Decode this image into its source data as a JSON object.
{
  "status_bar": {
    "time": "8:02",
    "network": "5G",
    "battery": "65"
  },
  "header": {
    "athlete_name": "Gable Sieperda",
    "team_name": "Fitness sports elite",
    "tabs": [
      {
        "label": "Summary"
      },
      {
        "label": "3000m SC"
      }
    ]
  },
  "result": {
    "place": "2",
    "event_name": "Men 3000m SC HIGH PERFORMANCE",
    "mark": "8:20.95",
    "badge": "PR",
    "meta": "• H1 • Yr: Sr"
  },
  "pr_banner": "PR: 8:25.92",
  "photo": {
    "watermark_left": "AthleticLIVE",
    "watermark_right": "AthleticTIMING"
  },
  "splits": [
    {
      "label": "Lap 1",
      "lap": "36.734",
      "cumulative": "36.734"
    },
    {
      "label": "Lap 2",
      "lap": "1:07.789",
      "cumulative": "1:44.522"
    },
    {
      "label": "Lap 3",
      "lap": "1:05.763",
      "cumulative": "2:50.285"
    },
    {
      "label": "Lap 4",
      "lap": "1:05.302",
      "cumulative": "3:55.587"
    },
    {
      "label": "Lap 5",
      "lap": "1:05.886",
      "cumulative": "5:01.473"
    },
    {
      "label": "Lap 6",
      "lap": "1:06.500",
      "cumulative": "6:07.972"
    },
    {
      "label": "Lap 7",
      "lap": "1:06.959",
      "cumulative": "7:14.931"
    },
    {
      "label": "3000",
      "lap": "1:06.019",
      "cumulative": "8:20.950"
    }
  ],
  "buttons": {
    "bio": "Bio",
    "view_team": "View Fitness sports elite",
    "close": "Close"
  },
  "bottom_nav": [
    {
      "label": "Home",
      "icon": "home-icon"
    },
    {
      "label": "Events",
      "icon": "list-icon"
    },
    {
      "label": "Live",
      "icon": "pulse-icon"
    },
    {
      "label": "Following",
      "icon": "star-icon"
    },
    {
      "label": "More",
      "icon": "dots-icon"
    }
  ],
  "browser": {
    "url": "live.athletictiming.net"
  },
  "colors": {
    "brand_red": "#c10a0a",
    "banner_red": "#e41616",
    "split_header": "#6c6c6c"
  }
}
==========
REQUIREMENT: Retype each record exactly, leaving nothing out.

ANSWER TO THIS TASK:
Decode this image into its source data as a JSON object.
{
  "status_bar": {
    "time": "8:02",
    "network": "5G",
    "battery": "65"
  },
  "header": {
    "athlete_name": "Gable Sieperda",
    "team_name": "Fitness sports elite",
    "tabs": [
      {
        "label": "Summary"
      },
      {
        "label": "3000m SC"
      }
    ]
  },
  "result": {
    "place": "2",
    "event_name": "Men 3000m SC HIGH PERFORMANCE",
    "mark": "8:20.95",
    "badge": "PR",
    "meta": "• H1 • Yr: Sr"
  },
  "pr_banner": "PR: 8:25.92",
  "photo": {
    "watermark_left": "AthleticLIVE",
    "watermark_right": "AthleticTIMING"
  },
  "splits": [
    {
      "label": "Lap 1",
      "lap": "36.734",
      "cumulative": "36.734"
    },
    {
      "label": "Lap 2",
      "lap": "1:07.789",
      "cumulative": "1:44.522"
    },
    {
      "label": "Lap 3",
      "lap": "1:05.763",
      "cumulative": "2:50.285"
    },
    {
      "label": "Lap 4",
      "lap": "1:05.302",
      "cumulative": "3:55.587"
    },
    {
      "label": "Lap 5",
      "lap": "1:05.886",
      "cumulative": "5:01.473"
    },
    {
      "label": "Lap 6",
      "lap": "1:06.500",
      "cumulative": "6:07.972"
    },
    {
      "label": "Lap 7",
      "lap": "1:06.959",
      "cumulative": "7:14.931"
    },
    {
      "label": "3000",
      "lap": "1:06.019",
      "cumulative": "8:20.950"
    }
  ],
  "buttons": {
    "bio": "Bio",
    "view_team": "View Fitness sports elite",
    "close": "Close"
  },
  "bottom_nav": [
    {
      "label": "Home",
      "icon": "home-icon"
    },
    {
      "label": "Events",
      "icon": "list-icon"
    },
    {
      "label": "Live",
      "icon": "pulse-icon"
    },
    {
      "label": "Following",
      "icon": "star-icon"
    },
    {
      "label": "More",
      "icon": "dots-icon"
    }
  ],
  "browser": {
    "url": "live.athletictiming.net"
  },
  "colors": {
    "brand_red": "#c10a0a",
    "banner_red": "#e41616",
    "split_header": "#6c6c6c"
  }
}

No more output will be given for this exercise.